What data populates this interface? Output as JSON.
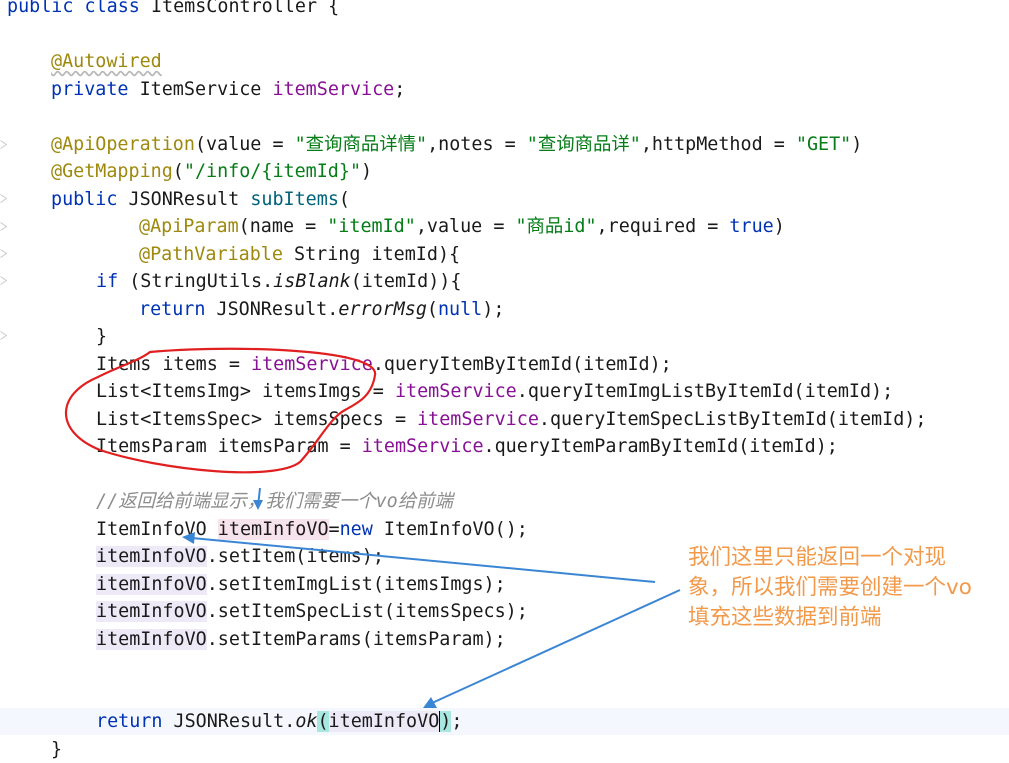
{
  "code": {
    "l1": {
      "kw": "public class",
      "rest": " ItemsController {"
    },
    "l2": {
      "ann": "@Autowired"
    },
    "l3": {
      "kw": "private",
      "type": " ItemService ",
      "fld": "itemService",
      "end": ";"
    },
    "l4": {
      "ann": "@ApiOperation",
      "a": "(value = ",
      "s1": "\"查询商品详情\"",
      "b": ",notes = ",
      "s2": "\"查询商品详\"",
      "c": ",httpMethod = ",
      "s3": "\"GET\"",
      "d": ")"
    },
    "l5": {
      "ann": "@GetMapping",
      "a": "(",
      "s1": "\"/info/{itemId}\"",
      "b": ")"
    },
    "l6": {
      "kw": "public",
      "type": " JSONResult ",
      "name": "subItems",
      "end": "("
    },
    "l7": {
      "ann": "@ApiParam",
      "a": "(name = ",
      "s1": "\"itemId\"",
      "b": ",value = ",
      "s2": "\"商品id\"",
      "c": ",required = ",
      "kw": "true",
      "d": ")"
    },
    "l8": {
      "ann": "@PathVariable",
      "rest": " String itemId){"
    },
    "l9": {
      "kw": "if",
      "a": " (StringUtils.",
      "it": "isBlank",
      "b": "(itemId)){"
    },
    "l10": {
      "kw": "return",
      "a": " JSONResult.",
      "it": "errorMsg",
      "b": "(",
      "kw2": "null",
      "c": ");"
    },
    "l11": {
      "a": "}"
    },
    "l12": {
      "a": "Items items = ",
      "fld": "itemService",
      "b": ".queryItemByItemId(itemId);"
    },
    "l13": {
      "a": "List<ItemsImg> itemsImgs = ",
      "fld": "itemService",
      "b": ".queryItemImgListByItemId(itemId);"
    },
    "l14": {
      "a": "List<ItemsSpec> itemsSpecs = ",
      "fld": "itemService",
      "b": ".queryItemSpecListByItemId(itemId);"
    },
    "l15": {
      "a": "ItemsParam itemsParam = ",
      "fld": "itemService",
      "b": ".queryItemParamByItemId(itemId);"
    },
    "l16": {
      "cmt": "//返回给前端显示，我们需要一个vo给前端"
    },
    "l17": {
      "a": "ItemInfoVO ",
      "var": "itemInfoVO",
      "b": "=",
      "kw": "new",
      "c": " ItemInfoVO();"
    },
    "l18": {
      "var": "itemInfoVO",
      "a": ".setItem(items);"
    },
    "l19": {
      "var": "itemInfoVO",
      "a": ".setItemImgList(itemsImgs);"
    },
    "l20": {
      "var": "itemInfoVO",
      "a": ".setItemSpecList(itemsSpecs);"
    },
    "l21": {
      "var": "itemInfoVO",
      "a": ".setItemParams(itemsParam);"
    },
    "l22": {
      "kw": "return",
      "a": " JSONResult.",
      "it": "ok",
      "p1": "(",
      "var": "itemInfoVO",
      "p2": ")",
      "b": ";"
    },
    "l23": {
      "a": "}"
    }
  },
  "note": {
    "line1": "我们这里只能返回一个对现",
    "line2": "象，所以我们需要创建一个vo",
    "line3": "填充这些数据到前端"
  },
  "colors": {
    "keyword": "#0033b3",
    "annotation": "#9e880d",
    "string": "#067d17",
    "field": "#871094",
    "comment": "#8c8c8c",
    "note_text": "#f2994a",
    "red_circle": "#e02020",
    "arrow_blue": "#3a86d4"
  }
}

______

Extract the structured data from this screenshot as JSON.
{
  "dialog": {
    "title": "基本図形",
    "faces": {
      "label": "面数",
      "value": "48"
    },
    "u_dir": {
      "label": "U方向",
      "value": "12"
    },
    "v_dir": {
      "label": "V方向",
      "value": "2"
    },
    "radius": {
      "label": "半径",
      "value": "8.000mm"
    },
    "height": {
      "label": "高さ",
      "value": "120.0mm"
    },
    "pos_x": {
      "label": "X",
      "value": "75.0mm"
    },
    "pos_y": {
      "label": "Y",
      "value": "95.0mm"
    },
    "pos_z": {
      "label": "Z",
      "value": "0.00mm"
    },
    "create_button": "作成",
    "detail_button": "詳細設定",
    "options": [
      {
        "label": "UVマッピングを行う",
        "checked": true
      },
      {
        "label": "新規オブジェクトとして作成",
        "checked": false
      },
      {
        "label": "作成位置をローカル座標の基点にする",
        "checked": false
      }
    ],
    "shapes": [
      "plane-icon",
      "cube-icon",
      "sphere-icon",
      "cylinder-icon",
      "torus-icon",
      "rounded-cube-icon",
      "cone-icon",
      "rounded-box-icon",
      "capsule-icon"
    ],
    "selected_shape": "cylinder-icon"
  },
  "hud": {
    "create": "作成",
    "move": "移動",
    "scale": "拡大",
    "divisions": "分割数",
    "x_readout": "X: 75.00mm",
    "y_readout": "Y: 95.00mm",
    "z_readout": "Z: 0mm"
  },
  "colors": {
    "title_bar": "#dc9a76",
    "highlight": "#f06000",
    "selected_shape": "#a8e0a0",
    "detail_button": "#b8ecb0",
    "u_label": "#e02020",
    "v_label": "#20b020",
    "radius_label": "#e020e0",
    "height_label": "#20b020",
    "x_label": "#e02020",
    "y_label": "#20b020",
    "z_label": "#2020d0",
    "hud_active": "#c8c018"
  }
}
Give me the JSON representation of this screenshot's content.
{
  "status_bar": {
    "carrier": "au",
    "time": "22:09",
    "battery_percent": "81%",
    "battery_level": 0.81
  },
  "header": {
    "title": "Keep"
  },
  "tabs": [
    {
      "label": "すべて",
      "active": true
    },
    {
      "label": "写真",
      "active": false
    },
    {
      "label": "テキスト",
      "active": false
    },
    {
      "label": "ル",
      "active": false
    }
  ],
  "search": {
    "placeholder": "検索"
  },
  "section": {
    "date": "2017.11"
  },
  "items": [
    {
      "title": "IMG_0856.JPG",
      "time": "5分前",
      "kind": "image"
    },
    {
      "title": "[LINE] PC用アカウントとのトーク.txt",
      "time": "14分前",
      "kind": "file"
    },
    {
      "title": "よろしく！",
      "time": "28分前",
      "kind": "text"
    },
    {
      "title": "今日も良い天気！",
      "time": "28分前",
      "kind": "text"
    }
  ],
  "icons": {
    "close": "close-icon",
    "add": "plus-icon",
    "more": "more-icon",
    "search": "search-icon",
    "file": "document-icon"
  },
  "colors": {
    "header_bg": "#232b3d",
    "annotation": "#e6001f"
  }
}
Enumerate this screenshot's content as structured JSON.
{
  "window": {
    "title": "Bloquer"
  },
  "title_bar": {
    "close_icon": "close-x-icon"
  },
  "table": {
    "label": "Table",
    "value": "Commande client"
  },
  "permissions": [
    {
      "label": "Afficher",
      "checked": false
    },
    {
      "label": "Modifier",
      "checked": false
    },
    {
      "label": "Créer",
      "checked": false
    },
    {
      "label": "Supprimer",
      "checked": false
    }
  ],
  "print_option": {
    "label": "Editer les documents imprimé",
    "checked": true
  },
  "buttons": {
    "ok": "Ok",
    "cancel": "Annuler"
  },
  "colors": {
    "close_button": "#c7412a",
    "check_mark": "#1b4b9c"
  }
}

______

Prompt: In the records above, locate the lines holding the word "data". Copy each of them.

Finished answer:
What data populates this interface? Output as JSON.
Extract the structured data from this screenshot as JSON.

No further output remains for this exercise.